Stated goal: Exclude pictures; retype the lines below from the line containing "What text is on this page?" through the end of the records, both ends kept.

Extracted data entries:
>> Begin
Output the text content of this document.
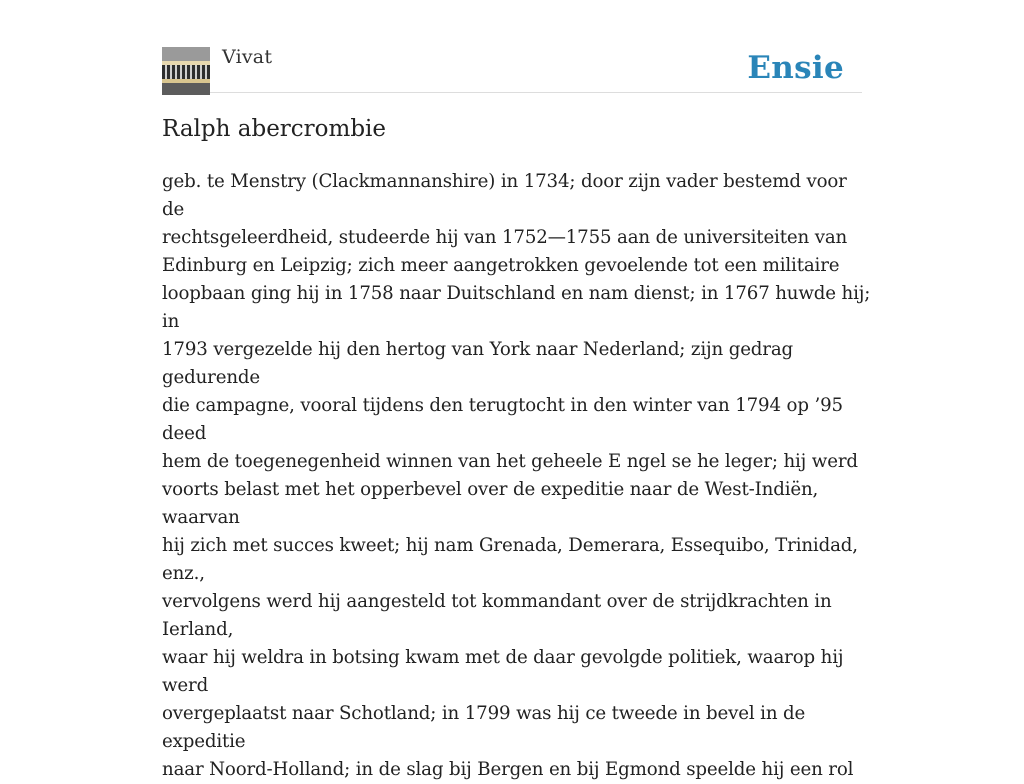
Vivat	Ensie
Ralph abercrombie

geb. te Menstry (Clackmannanshire) in 1734; door zijn vader bestemd voor de
rechtsgeleerdheid, studeerde hij van 1752—1755 aan de universiteiten van
Edinburg en Leipzig; zich meer aangetrokken gevoelende tot een militaire
loopbaan ging hij in 1758 naar Duitschland en nam dienst; in 1767 huwde hij; in
1793 vergezelde hij den hertog van York naar Nederland; zijn gedrag gedurende
die campagne, vooral tijdens den terugtocht in den winter van 1794 op ’95 deed
hem de toegenegenheid winnen van het geheele E ngel se he leger; hij werd
voorts belast met het opperbevel over de expeditie naar de West-Indiën, waarvan
hij zich met succes kweet; hij nam Grenada, Demerara, Essequibo, Trinidad, enz.,
vervolgens werd hij aangesteld tot kommandant over de strijdkrachten in Ierland,
waar hij weldra in botsing kwam met de daar gevolgde politiek, waarop hij werd
overgeplaatst naar Schotland; in 1799 was hij ce tweede in bevel in de expeditie
naar Noord-Holland; in de slag bij Bergen en bij Egmond speelde hij een rol
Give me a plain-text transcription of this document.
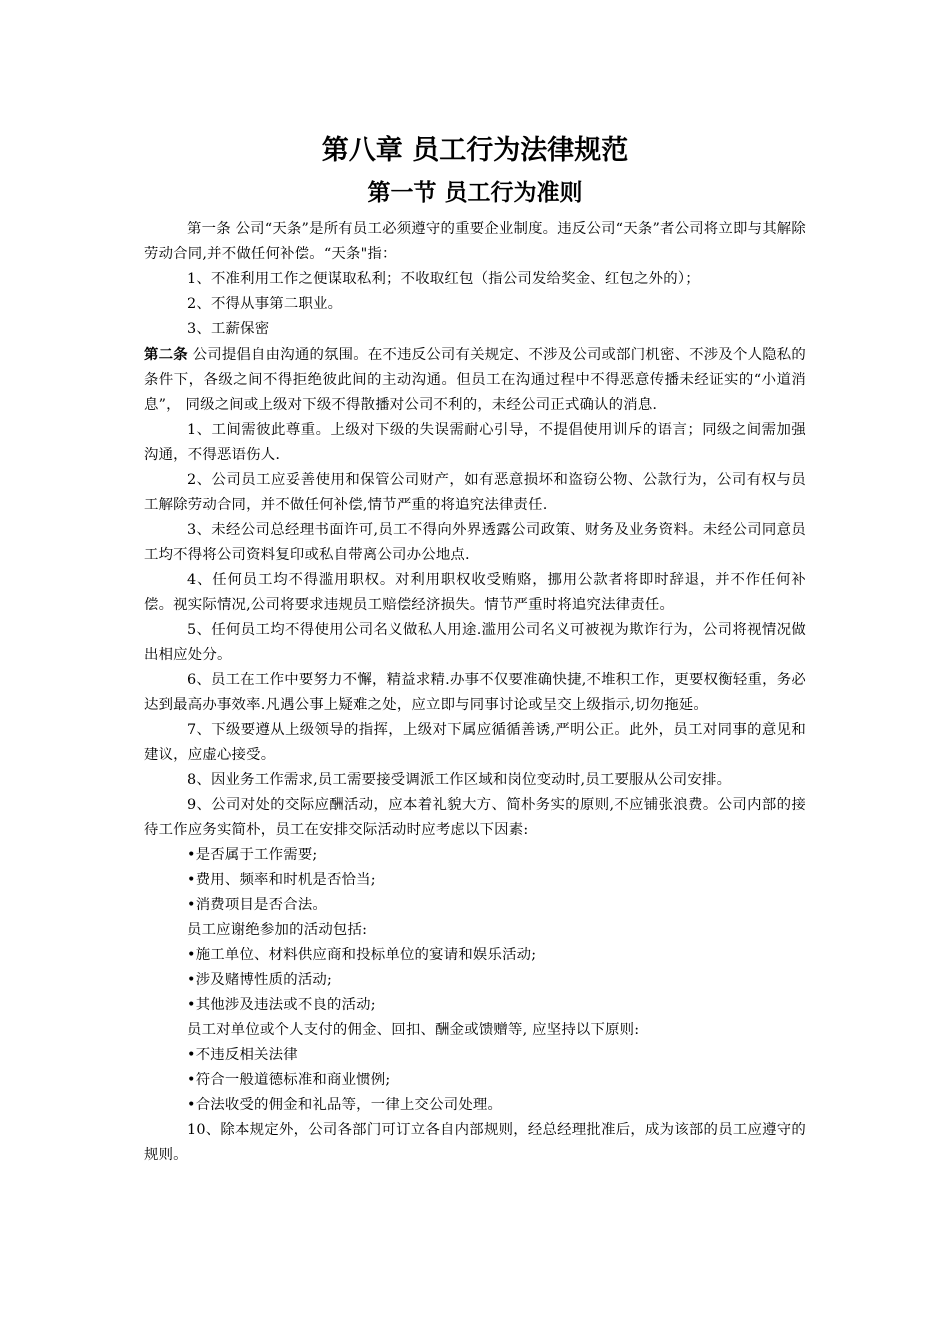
第八章 员工行为法律规范
第一节 员工行为准则

第一条 公司“天条”是所有员工必须遵守的重要企业制度。违反公司“天条”者公司将立即与其解除劳动合同,并不做任何补偿。“天条"指：

1、不准利用工作之便谋取私利；不收取红包（指公司发给奖金、红包之外的）；

2、不得从事第二职业。

3、工薪保密

第二条 公司提倡自由沟通的氛围。在不违反公司有关规定、不涉及公司或部门机密、不涉及个人隐私的条件下，各级之间不得拒绝彼此间的主动沟通。但员工在沟通过程中不得恶意传播未经证实的“小道消息”， 同级之间或上级对下级不得散播对公司不利的，未经公司正式确认的消息.

1、工间需彼此尊重。上级对下级的失误需耐心引导，不提倡使用训斥的语言；同级之间需加强沟通，不得恶语伤人.

2、公司员工应妥善使用和保管公司财产，如有恶意损坏和盗窃公物、公款行为，公司有权与员工解除劳动合同，并不做任何补偿,情节严重的将追究法律责任.

3、未经公司总经理书面许可,员工不得向外界透露公司政策、财务及业务资料。未经公司同意员工均不得将公司资料复印或私自带离公司办公地点.

4、任何员工均不得滥用职权。对利用职权收受贿赂，挪用公款者将即时辞退，并不作任何补偿。视实际情况,公司将要求违规员工赔偿经济损失。情节严重时将追究法律责任。

5、任何员工均不得使用公司名义做私人用途.滥用公司名义可被视为欺诈行为，公司将视情况做出相应处分。

6、员工在工作中要努力不懈，精益求精.办事不仅要准确快捷,不堆积工作，更要权衡轻重，务必达到最高办事效率.凡遇公事上疑难之处，应立即与同事讨论或呈交上级指示,切勿拖延。

7、下级要遵从上级领导的指挥，上级对下属应循循善诱,严明公正。此外，员工对同事的意见和建议，应虚心接受。

8、因业务工作需求,员工需要接受调派工作区域和岗位变动时,员工要服从公司安排。

9、公司对处的交际应酬活动，应本着礼貌大方、简朴务实的原则,不应铺张浪费。公司内部的接待工作应务实简朴，员工在安排交际活动时应考虑以下因素:

•是否属于工作需要;

•费用、频率和时机是否恰当;

•消费项目是否合法。

员工应谢绝参加的活动包括:

•施工单位、材料供应商和投标单位的宴请和娱乐活动;

•涉及赌博性质的活动;

•其他涉及违法或不良的活动;

员工对单位或个人支付的佣金、回扣、酬金或馈赠等, 应坚持以下原则:

•不违反相关法律

•符合一般道德标准和商业惯例;

•合法收受的佣金和礼品等，一律上交公司处理。

10、除本规定外，公司各部门可订立各自内部规则，经总经理批准后，成为该部的员工应遵守的规则。
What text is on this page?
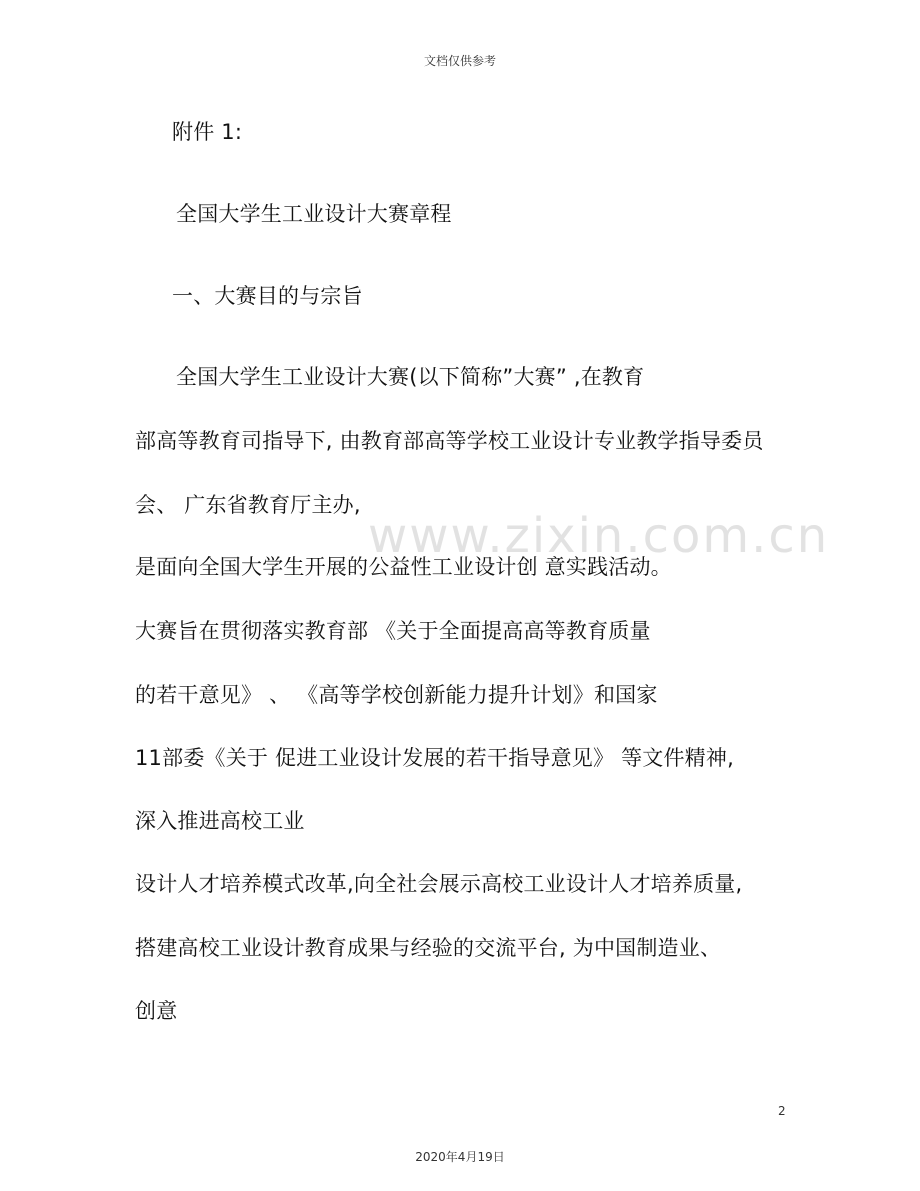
文档仅供参考
www.zixin.com.cn
附件 1:
全国大学生工业设计大赛章程
一、大赛目的与宗旨
全国大学生工业设计大赛(以下简称”大赛” ,在教育
部高等教育司指导下, 由教育部高等学校工业设计专业教学指导委员
会、 广东省教育厅主办,
是面向全国大学生开展的公益性工业设计创 意实践活动。
大赛旨在贯彻落实教育部 《关于全面提高高等教育质量
的若干意见》 、 《高等学校创新能力提升计划》和国家
11部委《关于 促进工业设计发展的若干指导意见》 等文件精神,
深入推进高校工业
设计人才培养模式改革,向全社会展示高校工业设计人才培养质量,
搭建高校工业设计教育成果与经验的交流平台, 为中国制造业、
创意
2
2020年4月19日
>> End
Written response:
What text is on this page?
文档仅供参考
www.zixin.com.cn
附件 1:
全国大学生工业设计大赛章程
一、大赛目的与宗旨
全国大学生工业设计大赛(以下简称”大赛” ,在教育
部高等教育司指导下, 由教育部高等学校工业设计专业教学指导委员
会、 广东省教育厅主办,
是面向全国大学生开展的公益性工业设计创 意实践活动。
大赛旨在贯彻落实教育部 《关于全面提高高等教育质量
的若干意见》 、 《高等学校创新能力提升计划》和国家
11部委《关于 促进工业设计发展的若干指导意见》 等文件精神,
深入推进高校工业
设计人才培养模式改革,向全社会展示高校工业设计人才培养质量,
搭建高校工业设计教育成果与经验的交流平台, 为中国制造业、
创意
2
2020年4月19日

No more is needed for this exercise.